[Records from a collection]
--- Start ---

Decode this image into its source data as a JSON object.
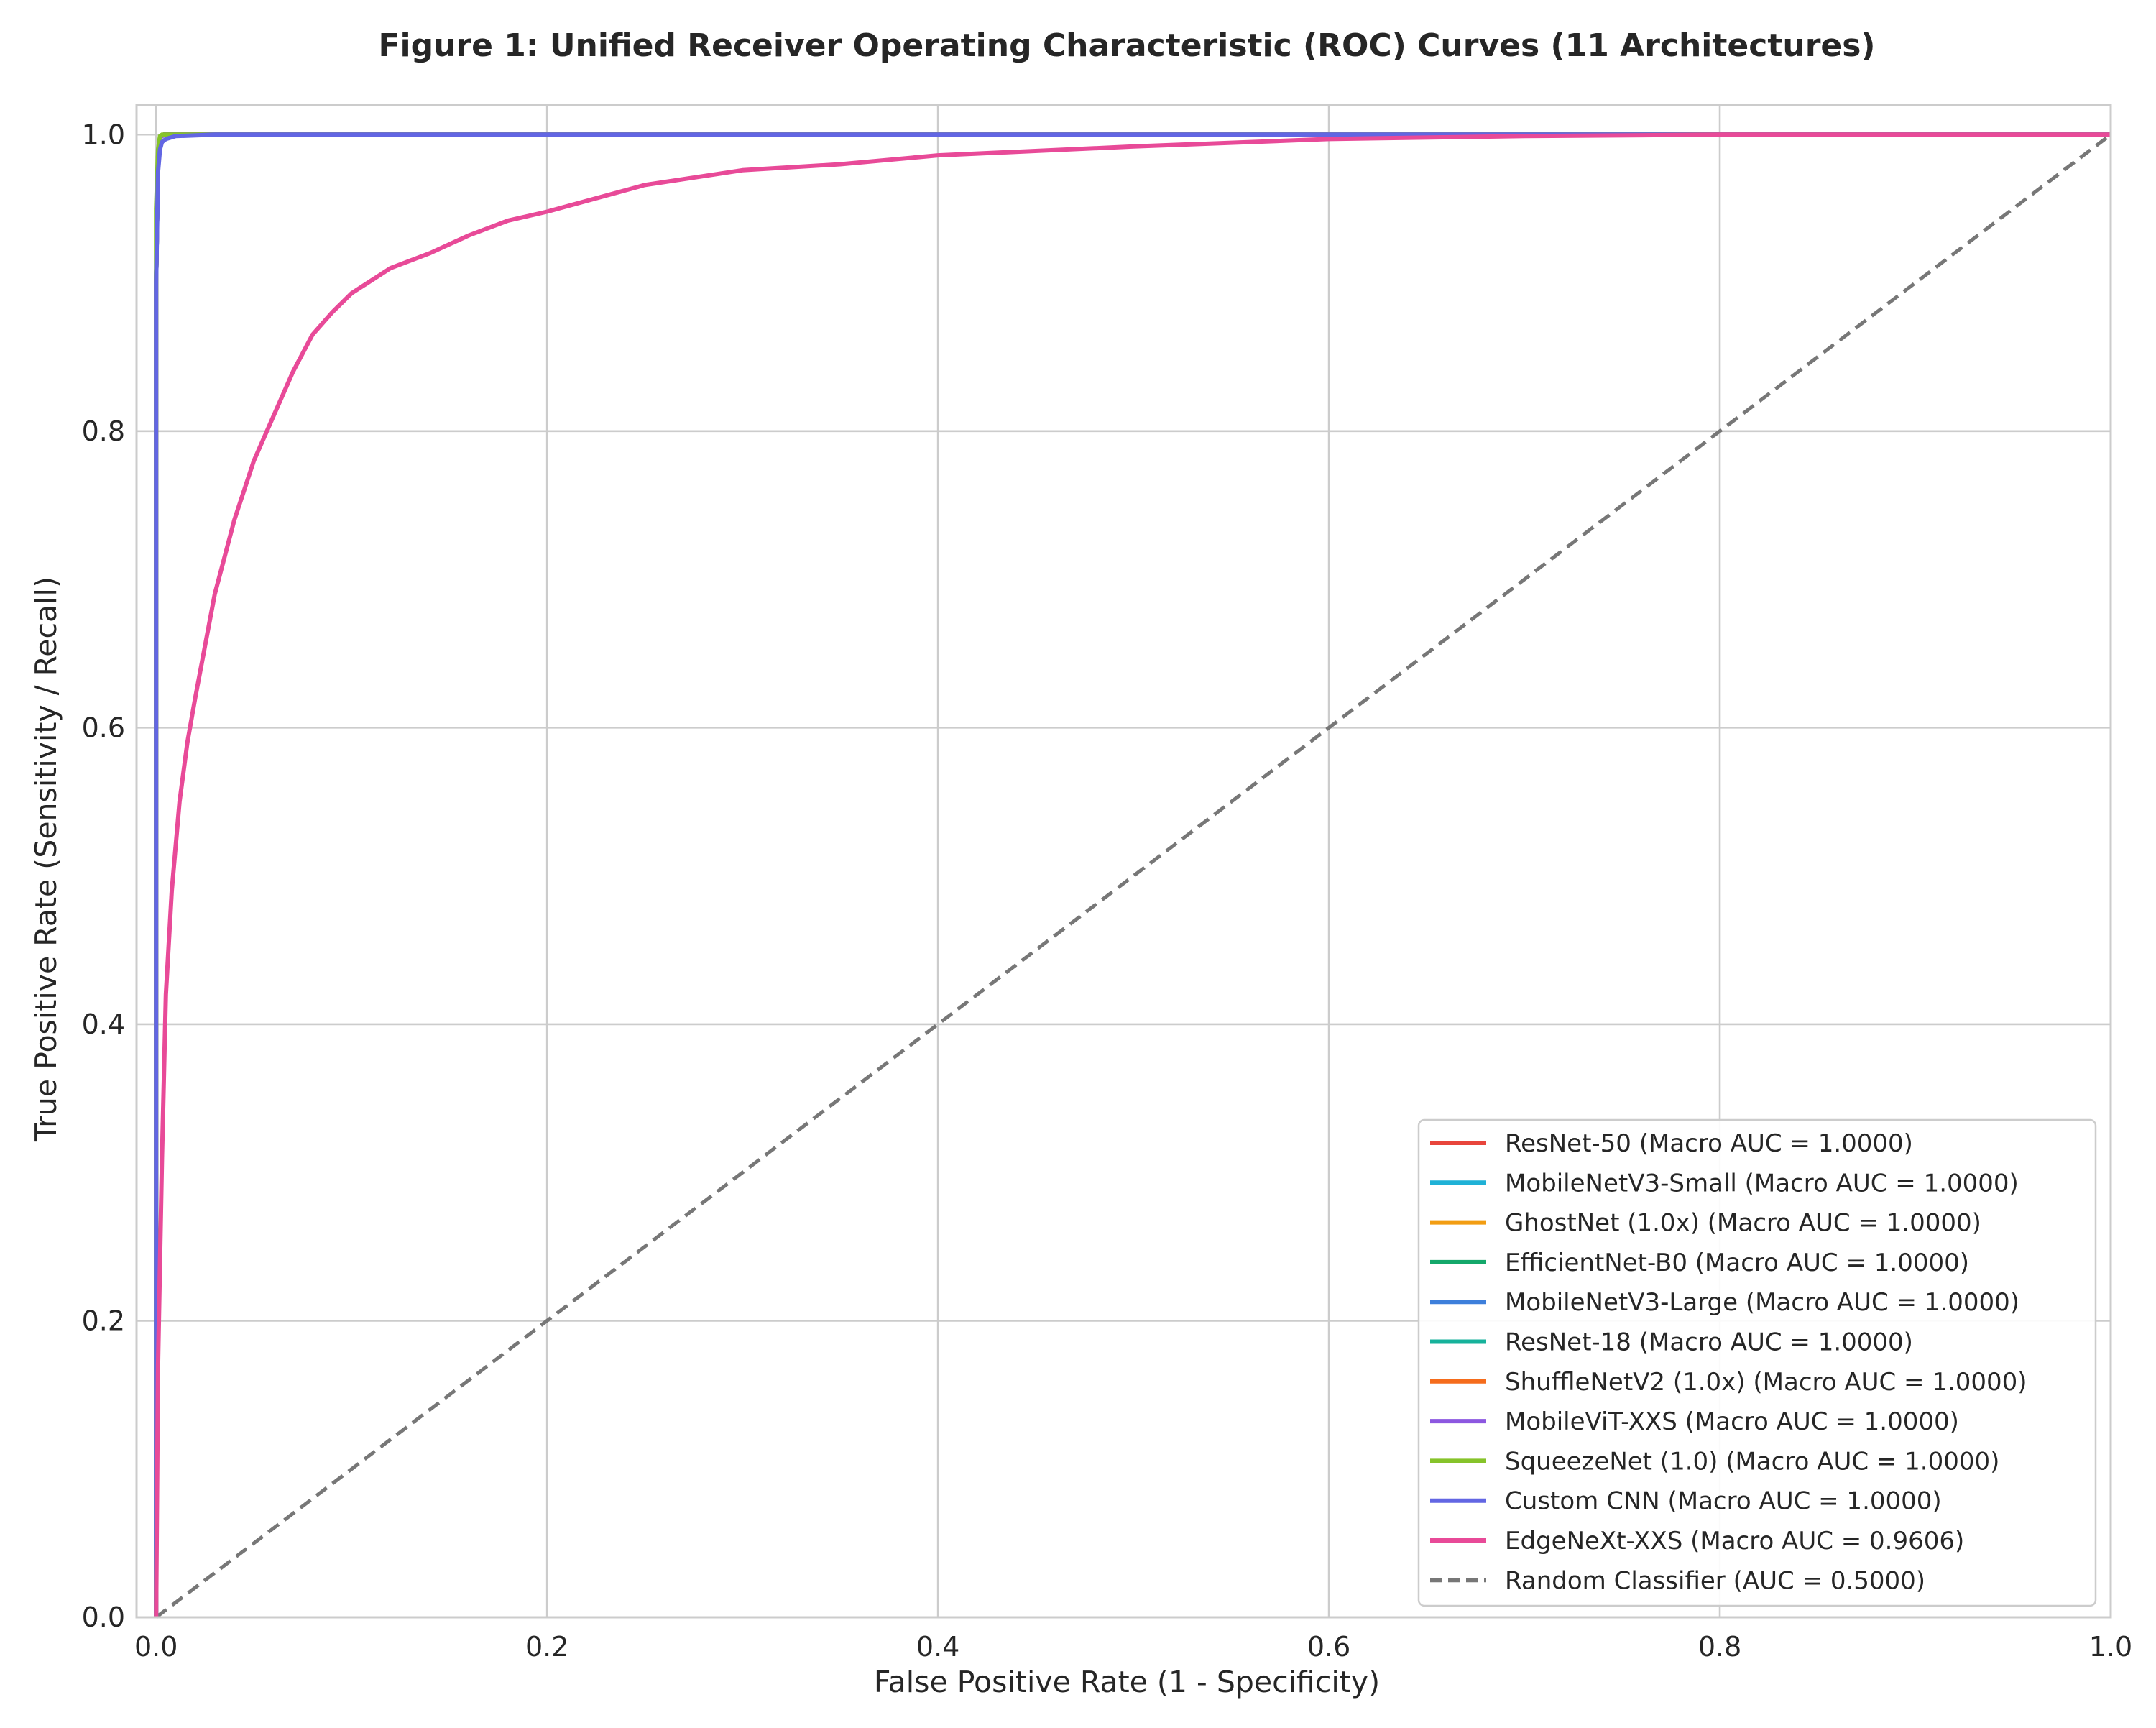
{
  "chart_data": {
    "type": "line",
    "title": "Figure 1: Unified Receiver Operating Characteristic (ROC) Curves (11 Architectures)",
    "xlabel": "False Positive Rate (1 - Specificity)",
    "ylabel": "True Positive Rate (Sensitivity / Recall)",
    "xlim": [
      -0.01,
      1.0
    ],
    "ylim": [
      0.0,
      1.02
    ],
    "xticks": [
      0.0,
      0.2,
      0.4,
      0.6,
      0.8,
      1.0
    ],
    "yticks": [
      0.0,
      0.2,
      0.4,
      0.6,
      0.8,
      1.0
    ],
    "grid": true,
    "legend_position": "lower-right",
    "series": [
      {
        "name": "ResNet-50 (Macro AUC = 1.0000)",
        "color": "#e8453c",
        "style": "solid",
        "x": [
          0.0,
          0.0,
          0.001,
          0.002,
          0.004,
          1.0
        ],
        "y": [
          0.0,
          0.9,
          0.985,
          0.998,
          1.0,
          1.0
        ]
      },
      {
        "name": "MobileNetV3-Small (Macro AUC = 1.0000)",
        "color": "#1fb1d6",
        "style": "solid",
        "x": [
          0.0,
          0.0,
          0.001,
          0.002,
          0.004,
          1.0
        ],
        "y": [
          0.0,
          0.9,
          0.985,
          0.998,
          1.0,
          1.0
        ]
      },
      {
        "name": "GhostNet (1.0x) (Macro AUC = 1.0000)",
        "color": "#f29d12",
        "style": "solid",
        "x": [
          0.0,
          0.0,
          0.001,
          0.002,
          0.004,
          1.0
        ],
        "y": [
          0.0,
          0.9,
          0.985,
          0.998,
          1.0,
          1.0
        ]
      },
      {
        "name": "EfficientNet-B0 (Macro AUC = 1.0000)",
        "color": "#14a86b",
        "style": "solid",
        "x": [
          0.0,
          0.0,
          0.001,
          0.002,
          0.004,
          1.0
        ],
        "y": [
          0.0,
          0.9,
          0.985,
          0.998,
          1.0,
          1.0
        ]
      },
      {
        "name": "MobileNetV3-Large (Macro AUC = 1.0000)",
        "color": "#3d7fdb",
        "style": "solid",
        "x": [
          0.0,
          0.0,
          0.001,
          0.002,
          0.004,
          1.0
        ],
        "y": [
          0.0,
          0.9,
          0.985,
          0.998,
          1.0,
          1.0
        ]
      },
      {
        "name": "ResNet-18 (Macro AUC = 1.0000)",
        "color": "#16b29b",
        "style": "solid",
        "x": [
          0.0,
          0.0,
          0.001,
          0.002,
          0.004,
          1.0
        ],
        "y": [
          0.0,
          0.9,
          0.985,
          0.998,
          1.0,
          1.0
        ]
      },
      {
        "name": "ShuffleNetV2 (1.0x) (Macro AUC = 1.0000)",
        "color": "#f56c1c",
        "style": "solid",
        "x": [
          0.0,
          0.0,
          0.001,
          0.002,
          0.004,
          1.0
        ],
        "y": [
          0.0,
          0.9,
          0.985,
          0.998,
          1.0,
          1.0
        ]
      },
      {
        "name": "MobileViT-XXS (Macro AUC = 1.0000)",
        "color": "#8c57e0",
        "style": "solid",
        "x": [
          0.0,
          0.0,
          0.001,
          0.002,
          0.004,
          1.0
        ],
        "y": [
          0.0,
          0.9,
          0.985,
          0.998,
          1.0,
          1.0
        ]
      },
      {
        "name": "SqueezeNet (1.0) (Macro AUC = 1.0000)",
        "color": "#86c32a",
        "style": "solid",
        "x": [
          0.0,
          0.0,
          0.001,
          0.002,
          0.003,
          1.0
        ],
        "y": [
          0.0,
          0.95,
          0.99,
          0.999,
          1.0,
          1.0
        ]
      },
      {
        "name": "Custom CNN (Macro AUC = 1.0000)",
        "color": "#6266e3",
        "style": "solid",
        "x": [
          0.0,
          0.0,
          0.001,
          0.002,
          0.003,
          0.005,
          0.01,
          0.03,
          1.0
        ],
        "y": [
          0.0,
          0.9,
          0.975,
          0.99,
          0.995,
          0.997,
          0.999,
          1.0,
          1.0
        ]
      },
      {
        "name": "EdgeNeXt-XXS (Macro AUC = 0.9606)",
        "color": "#e84a98",
        "style": "solid",
        "x": [
          0.0,
          0.001,
          0.003,
          0.005,
          0.008,
          0.012,
          0.016,
          0.02,
          0.03,
          0.04,
          0.05,
          0.06,
          0.07,
          0.08,
          0.09,
          0.1,
          0.12,
          0.14,
          0.16,
          0.18,
          0.2,
          0.25,
          0.3,
          0.35,
          0.4,
          0.5,
          0.6,
          0.7,
          0.8,
          0.9,
          1.0
        ],
        "y": [
          0.0,
          0.17,
          0.31,
          0.42,
          0.49,
          0.55,
          0.59,
          0.62,
          0.69,
          0.74,
          0.78,
          0.81,
          0.84,
          0.865,
          0.88,
          0.893,
          0.91,
          0.92,
          0.932,
          0.942,
          0.948,
          0.966,
          0.976,
          0.98,
          0.986,
          0.992,
          0.997,
          0.999,
          1.0,
          1.0,
          1.0
        ]
      },
      {
        "name": "Random Classifier (AUC = 0.5000)",
        "color": "#777777",
        "style": "dashed",
        "x": [
          0.0,
          1.0
        ],
        "y": [
          0.0,
          1.0
        ]
      }
    ]
  }
}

--- End ---

(TASK INSTRUCTIONS)
Copy each line of the records precisely and drop any images they hold.

(THE RESPONSE)
Decode this image into its source data as a JSON object.
{
  "chart_data": {
    "type": "line",
    "title": "Figure 1: Unified Receiver Operating Characteristic (ROC) Curves (11 Architectures)",
    "xlabel": "False Positive Rate (1 - Specificity)",
    "ylabel": "True Positive Rate (Sensitivity / Recall)",
    "xlim": [
      -0.01,
      1.0
    ],
    "ylim": [
      0.0,
      1.02
    ],
    "xticks": [
      0.0,
      0.2,
      0.4,
      0.6,
      0.8,
      1.0
    ],
    "yticks": [
      0.0,
      0.2,
      0.4,
      0.6,
      0.8,
      1.0
    ],
    "grid": true,
    "legend_position": "lower-right",
    "series": [
      {
        "name": "ResNet-50 (Macro AUC = 1.0000)",
        "color": "#e8453c",
        "style": "solid",
        "x": [
          0.0,
          0.0,
          0.001,
          0.002,
          0.004,
          1.0
        ],
        "y": [
          0.0,
          0.9,
          0.985,
          0.998,
          1.0,
          1.0
        ]
      },
      {
        "name": "MobileNetV3-Small (Macro AUC = 1.0000)",
        "color": "#1fb1d6",
        "style": "solid",
        "x": [
          0.0,
          0.0,
          0.001,
          0.002,
          0.004,
          1.0
        ],
        "y": [
          0.0,
          0.9,
          0.985,
          0.998,
          1.0,
          1.0
        ]
      },
      {
        "name": "GhostNet (1.0x) (Macro AUC = 1.0000)",
        "color": "#f29d12",
        "style": "solid",
        "x": [
          0.0,
          0.0,
          0.001,
          0.002,
          0.004,
          1.0
        ],
        "y": [
          0.0,
          0.9,
          0.985,
          0.998,
          1.0,
          1.0
        ]
      },
      {
        "name": "EfficientNet-B0 (Macro AUC = 1.0000)",
        "color": "#14a86b",
        "style": "solid",
        "x": [
          0.0,
          0.0,
          0.001,
          0.002,
          0.004,
          1.0
        ],
        "y": [
          0.0,
          0.9,
          0.985,
          0.998,
          1.0,
          1.0
        ]
      },
      {
        "name": "MobileNetV3-Large (Macro AUC = 1.0000)",
        "color": "#3d7fdb",
        "style": "solid",
        "x": [
          0.0,
          0.0,
          0.001,
          0.002,
          0.004,
          1.0
        ],
        "y": [
          0.0,
          0.9,
          0.985,
          0.998,
          1.0,
          1.0
        ]
      },
      {
        "name": "ResNet-18 (Macro AUC = 1.0000)",
        "color": "#16b29b",
        "style": "solid",
        "x": [
          0.0,
          0.0,
          0.001,
          0.002,
          0.004,
          1.0
        ],
        "y": [
          0.0,
          0.9,
          0.985,
          0.998,
          1.0,
          1.0
        ]
      },
      {
        "name": "ShuffleNetV2 (1.0x) (Macro AUC = 1.0000)",
        "color": "#f56c1c",
        "style": "solid",
        "x": [
          0.0,
          0.0,
          0.001,
          0.002,
          0.004,
          1.0
        ],
        "y": [
          0.0,
          0.9,
          0.985,
          0.998,
          1.0,
          1.0
        ]
      },
      {
        "name": "MobileViT-XXS (Macro AUC = 1.0000)",
        "color": "#8c57e0",
        "style": "solid",
        "x": [
          0.0,
          0.0,
          0.001,
          0.002,
          0.004,
          1.0
        ],
        "y": [
          0.0,
          0.9,
          0.985,
          0.998,
          1.0,
          1.0
        ]
      },
      {
        "name": "SqueezeNet (1.0) (Macro AUC = 1.0000)",
        "color": "#86c32a",
        "style": "solid",
        "x": [
          0.0,
          0.0,
          0.001,
          0.002,
          0.003,
          1.0
        ],
        "y": [
          0.0,
          0.95,
          0.99,
          0.999,
          1.0,
          1.0
        ]
      },
      {
        "name": "Custom CNN (Macro AUC = 1.0000)",
        "color": "#6266e3",
        "style": "solid",
        "x": [
          0.0,
          0.0,
          0.001,
          0.002,
          0.003,
          0.005,
          0.01,
          0.03,
          1.0
        ],
        "y": [
          0.0,
          0.9,
          0.975,
          0.99,
          0.995,
          0.997,
          0.999,
          1.0,
          1.0
        ]
      },
      {
        "name": "EdgeNeXt-XXS (Macro AUC = 0.9606)",
        "color": "#e84a98",
        "style": "solid",
        "x": [
          0.0,
          0.001,
          0.003,
          0.005,
          0.008,
          0.012,
          0.016,
          0.02,
          0.03,
          0.04,
          0.05,
          0.06,
          0.07,
          0.08,
          0.09,
          0.1,
          0.12,
          0.14,
          0.16,
          0.18,
          0.2,
          0.25,
          0.3,
          0.35,
          0.4,
          0.5,
          0.6,
          0.7,
          0.8,
          0.9,
          1.0
        ],
        "y": [
          0.0,
          0.17,
          0.31,
          0.42,
          0.49,
          0.55,
          0.59,
          0.62,
          0.69,
          0.74,
          0.78,
          0.81,
          0.84,
          0.865,
          0.88,
          0.893,
          0.91,
          0.92,
          0.932,
          0.942,
          0.948,
          0.966,
          0.976,
          0.98,
          0.986,
          0.992,
          0.997,
          0.999,
          1.0,
          1.0,
          1.0
        ]
      },
      {
        "name": "Random Classifier (AUC = 0.5000)",
        "color": "#777777",
        "style": "dashed",
        "x": [
          0.0,
          1.0
        ],
        "y": [
          0.0,
          1.0
        ]
      }
    ]
  }
}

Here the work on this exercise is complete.